• [EXERCISE INSTRUCTIONS] Locate the word "opinion" in the data below, then copy every line that holds it.

### EXERCISE DATA ###

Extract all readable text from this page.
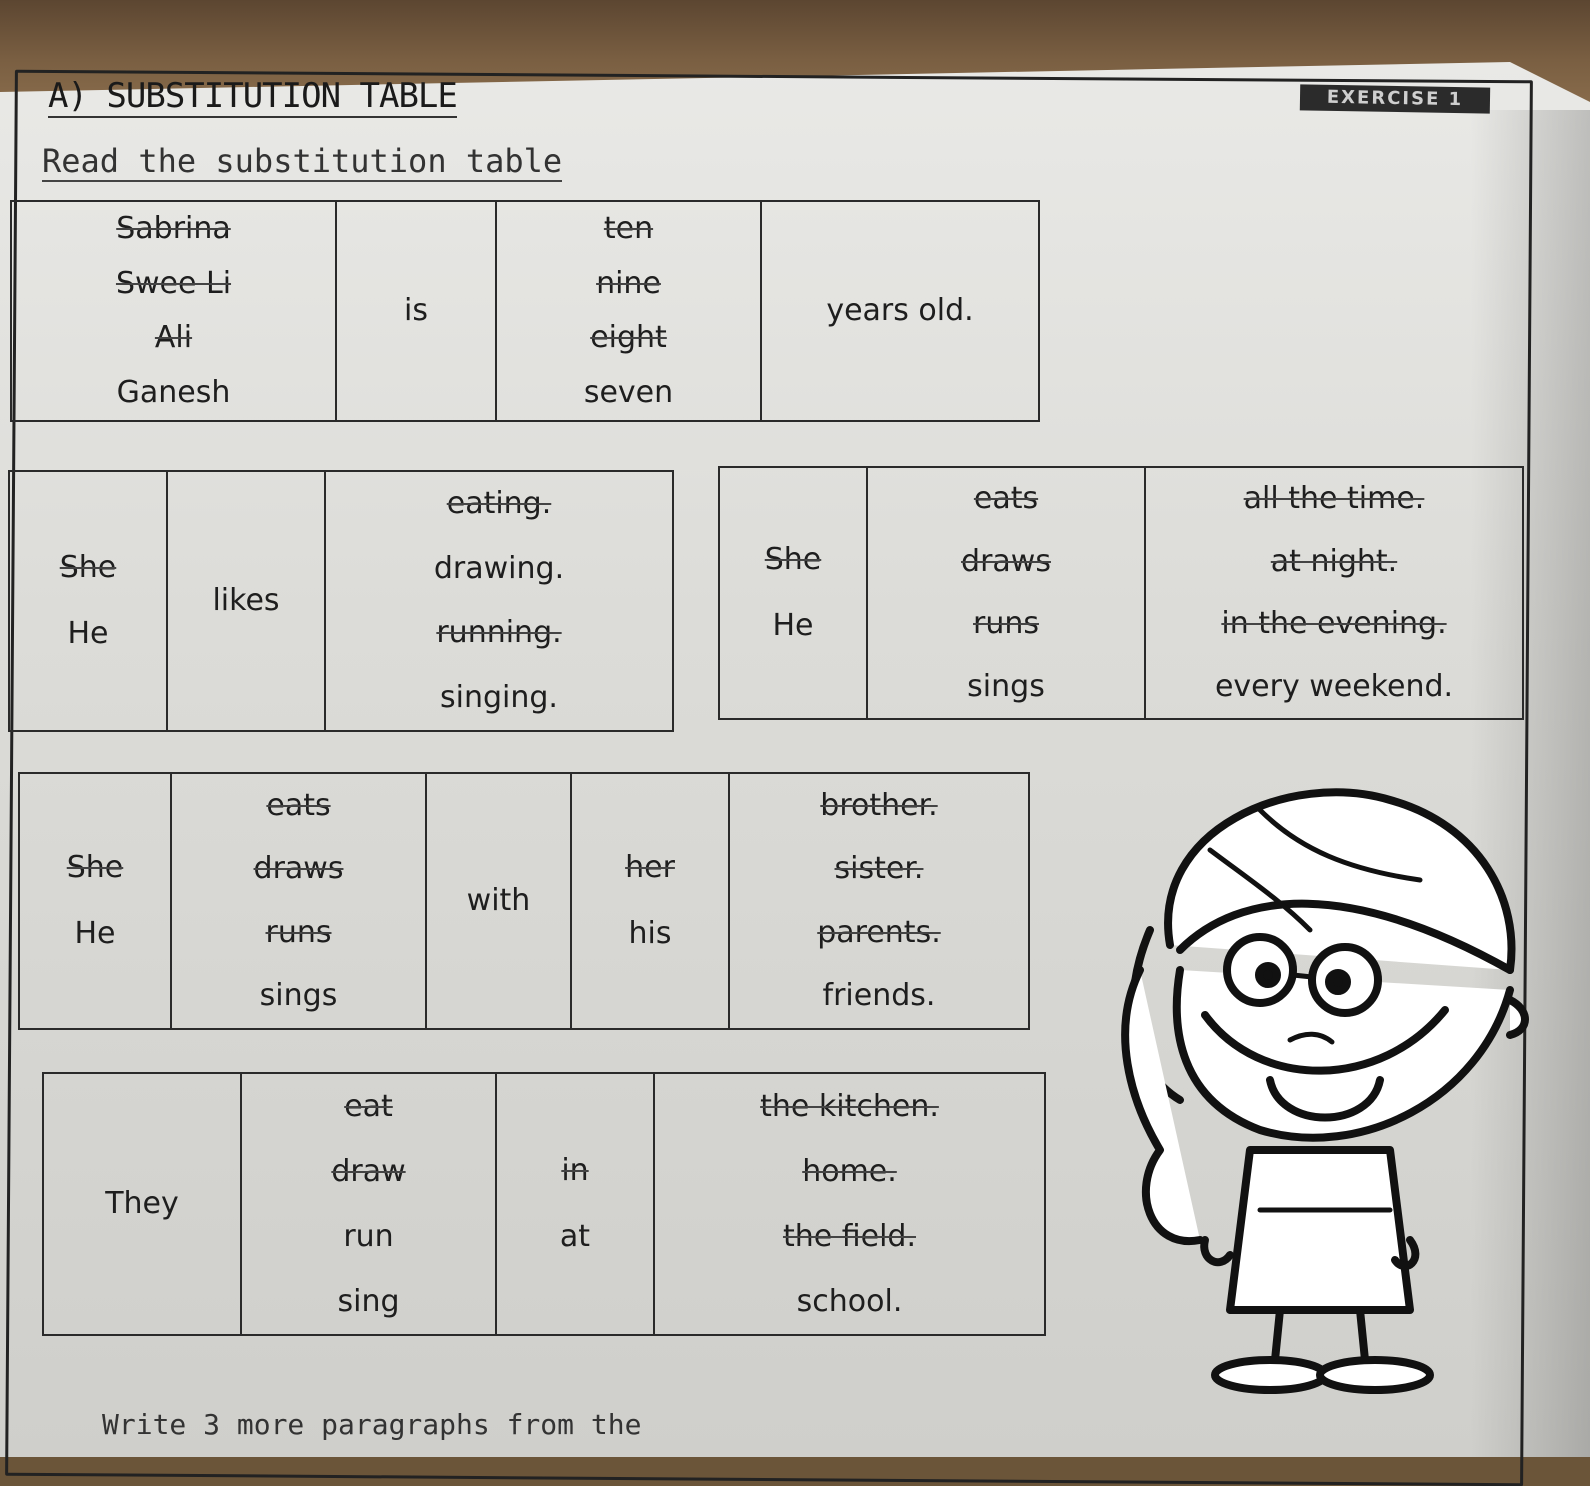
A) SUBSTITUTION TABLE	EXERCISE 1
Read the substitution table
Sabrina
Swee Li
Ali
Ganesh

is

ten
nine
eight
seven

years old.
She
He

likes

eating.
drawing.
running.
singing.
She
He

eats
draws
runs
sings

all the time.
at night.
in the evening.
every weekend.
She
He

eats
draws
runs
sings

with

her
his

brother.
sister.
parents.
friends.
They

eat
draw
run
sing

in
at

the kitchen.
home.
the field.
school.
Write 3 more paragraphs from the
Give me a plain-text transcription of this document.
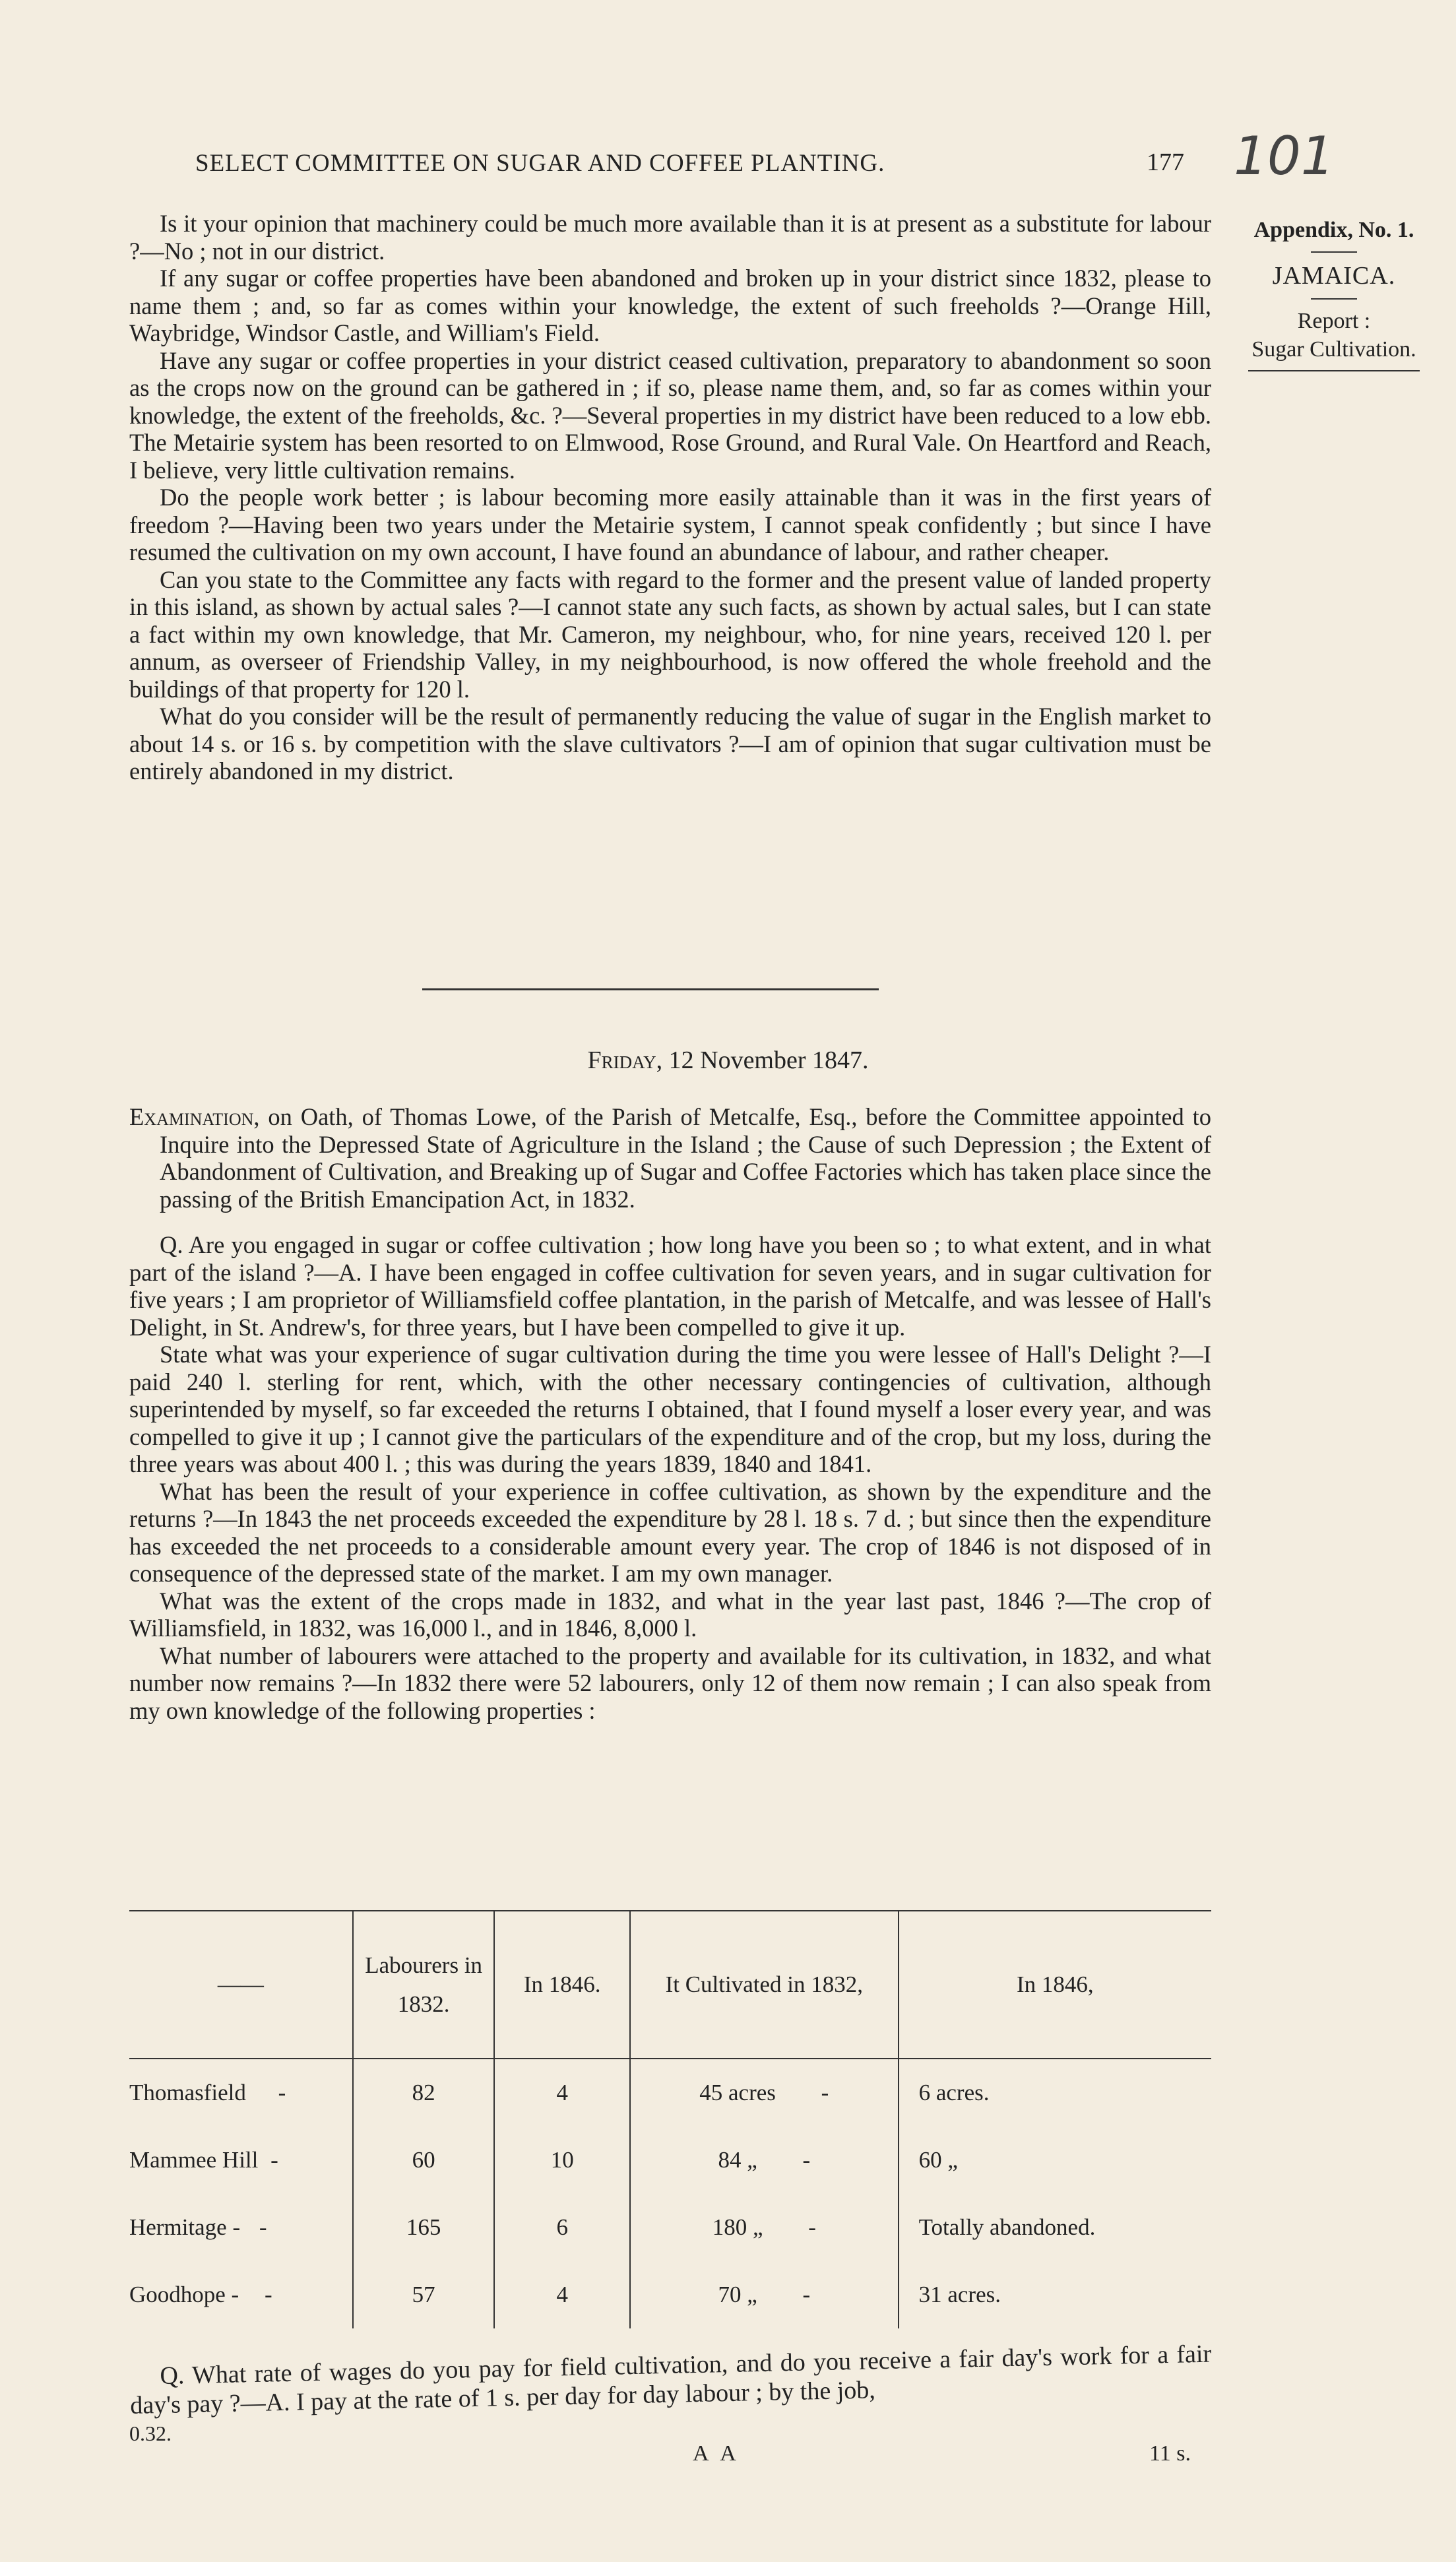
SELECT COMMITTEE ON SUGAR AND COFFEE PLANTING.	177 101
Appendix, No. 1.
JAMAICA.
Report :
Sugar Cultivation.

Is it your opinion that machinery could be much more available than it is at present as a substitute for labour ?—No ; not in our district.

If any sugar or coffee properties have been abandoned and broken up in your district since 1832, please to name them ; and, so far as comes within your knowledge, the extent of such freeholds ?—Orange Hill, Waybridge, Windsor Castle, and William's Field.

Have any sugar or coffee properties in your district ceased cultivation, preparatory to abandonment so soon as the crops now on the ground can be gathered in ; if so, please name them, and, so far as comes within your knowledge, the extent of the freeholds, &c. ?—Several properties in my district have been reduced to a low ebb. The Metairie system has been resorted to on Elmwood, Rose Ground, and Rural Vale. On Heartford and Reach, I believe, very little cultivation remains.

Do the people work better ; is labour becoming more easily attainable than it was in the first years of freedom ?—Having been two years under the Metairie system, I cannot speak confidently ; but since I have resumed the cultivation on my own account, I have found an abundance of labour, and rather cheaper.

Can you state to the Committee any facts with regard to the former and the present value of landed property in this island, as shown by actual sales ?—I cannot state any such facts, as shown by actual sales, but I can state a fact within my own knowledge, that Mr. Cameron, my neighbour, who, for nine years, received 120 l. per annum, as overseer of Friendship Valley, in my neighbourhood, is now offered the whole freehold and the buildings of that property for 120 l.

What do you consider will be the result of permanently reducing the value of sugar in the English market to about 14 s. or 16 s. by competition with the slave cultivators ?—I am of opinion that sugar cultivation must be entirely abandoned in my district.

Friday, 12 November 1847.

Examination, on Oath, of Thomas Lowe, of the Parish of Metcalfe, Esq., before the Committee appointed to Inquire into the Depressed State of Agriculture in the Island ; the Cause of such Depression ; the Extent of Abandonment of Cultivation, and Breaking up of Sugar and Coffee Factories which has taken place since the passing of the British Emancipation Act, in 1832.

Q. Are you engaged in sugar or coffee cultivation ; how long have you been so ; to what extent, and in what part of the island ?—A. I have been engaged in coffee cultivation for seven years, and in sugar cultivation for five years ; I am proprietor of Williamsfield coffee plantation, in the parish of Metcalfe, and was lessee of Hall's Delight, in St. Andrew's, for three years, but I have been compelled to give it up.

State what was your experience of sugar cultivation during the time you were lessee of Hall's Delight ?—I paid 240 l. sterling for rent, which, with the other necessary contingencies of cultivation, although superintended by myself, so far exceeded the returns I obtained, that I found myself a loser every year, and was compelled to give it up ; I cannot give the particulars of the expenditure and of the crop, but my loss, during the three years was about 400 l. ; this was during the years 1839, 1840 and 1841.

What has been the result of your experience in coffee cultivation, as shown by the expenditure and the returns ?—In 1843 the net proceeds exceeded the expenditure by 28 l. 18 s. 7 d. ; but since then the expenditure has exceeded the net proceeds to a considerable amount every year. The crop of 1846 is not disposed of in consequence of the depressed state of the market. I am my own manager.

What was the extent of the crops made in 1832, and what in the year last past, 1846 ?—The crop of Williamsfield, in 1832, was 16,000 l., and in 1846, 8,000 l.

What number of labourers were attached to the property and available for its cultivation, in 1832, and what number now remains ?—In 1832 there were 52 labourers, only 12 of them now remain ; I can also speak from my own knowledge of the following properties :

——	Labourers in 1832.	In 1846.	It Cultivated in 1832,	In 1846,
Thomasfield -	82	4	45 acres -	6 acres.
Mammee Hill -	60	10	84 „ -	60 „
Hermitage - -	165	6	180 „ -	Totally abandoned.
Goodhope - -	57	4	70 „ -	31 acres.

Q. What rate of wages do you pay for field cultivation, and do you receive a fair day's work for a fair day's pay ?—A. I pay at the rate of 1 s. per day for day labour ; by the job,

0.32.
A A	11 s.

###

• [COMPLETED EXERCISE]
Is it your opinion that machinery could be much more available than it is at present as a substitute for labour ?—No ; not in our district.
What do you consider will be the result of permanently reducing the value of sugar in the English market to about 14 s. or 16 s. by competition with the slave cultivators ?—I am of opinion that sugar cultivation must be entirely abandoned in my district.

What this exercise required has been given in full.